begin Listed records

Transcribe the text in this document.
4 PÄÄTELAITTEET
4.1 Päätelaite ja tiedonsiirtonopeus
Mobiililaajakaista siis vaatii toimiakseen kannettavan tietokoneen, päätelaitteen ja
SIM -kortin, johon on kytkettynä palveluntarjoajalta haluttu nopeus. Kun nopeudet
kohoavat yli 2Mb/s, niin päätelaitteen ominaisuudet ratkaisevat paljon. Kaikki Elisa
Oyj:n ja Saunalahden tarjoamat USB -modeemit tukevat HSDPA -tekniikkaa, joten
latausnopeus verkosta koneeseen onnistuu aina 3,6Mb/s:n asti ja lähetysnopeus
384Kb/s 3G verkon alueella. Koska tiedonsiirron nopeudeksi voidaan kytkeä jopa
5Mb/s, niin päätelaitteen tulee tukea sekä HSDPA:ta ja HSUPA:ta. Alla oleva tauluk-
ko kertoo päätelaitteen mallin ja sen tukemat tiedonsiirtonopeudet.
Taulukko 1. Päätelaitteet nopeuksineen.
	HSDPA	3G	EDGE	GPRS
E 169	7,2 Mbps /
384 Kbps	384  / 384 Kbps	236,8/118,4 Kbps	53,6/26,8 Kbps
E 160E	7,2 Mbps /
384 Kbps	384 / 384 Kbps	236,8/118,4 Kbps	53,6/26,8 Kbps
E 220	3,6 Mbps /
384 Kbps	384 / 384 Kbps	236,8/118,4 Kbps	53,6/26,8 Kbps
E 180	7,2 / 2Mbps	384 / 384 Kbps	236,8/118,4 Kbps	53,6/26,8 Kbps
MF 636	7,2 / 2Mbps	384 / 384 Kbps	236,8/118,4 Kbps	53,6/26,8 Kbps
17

end Listed records

Required work: Write every entry out again exactly.

The reply:
Transcribe the text in this document.
4 PÄÄTELAITTEET
4.1 Päätelaite ja tiedonsiirtonopeus
Mobiililaajakaista siis vaatii toimiakseen kannettavan tietokoneen, päätelaitteen ja
SIM -kortin, johon on kytkettynä palveluntarjoajalta haluttu nopeus. Kun nopeudet
kohoavat yli 2Mb/s, niin päätelaitteen ominaisuudet ratkaisevat paljon. Kaikki Elisa
Oyj:n ja Saunalahden tarjoamat USB -modeemit tukevat HSDPA -tekniikkaa, joten
latausnopeus verkosta koneeseen onnistuu aina 3,6Mb/s:n asti ja lähetysnopeus
384Kb/s 3G verkon alueella. Koska tiedonsiirron nopeudeksi voidaan kytkeä jopa
5Mb/s, niin päätelaitteen tulee tukea sekä HSDPA:ta ja HSUPA:ta. Alla oleva tauluk-
ko kertoo päätelaitteen mallin ja sen tukemat tiedonsiirtonopeudet.
Taulukko 1. Päätelaitteet nopeuksineen.
	HSDPA	3G	EDGE	GPRS
E 169	7,2 Mbps /
384 Kbps	384  / 384 Kbps	236,8/118,4 Kbps	53,6/26,8 Kbps
E 160E	7,2 Mbps /
384 Kbps	384 / 384 Kbps	236,8/118,4 Kbps	53,6/26,8 Kbps
E 220	3,6 Mbps /
384 Kbps	384 / 384 Kbps	236,8/118,4 Kbps	53,6/26,8 Kbps
E 180	7,2 / 2Mbps	384 / 384 Kbps	236,8/118,4 Kbps	53,6/26,8 Kbps
MF 636	7,2 / 2Mbps	384 / 384 Kbps	236,8/118,4 Kbps	53,6/26,8 Kbps
17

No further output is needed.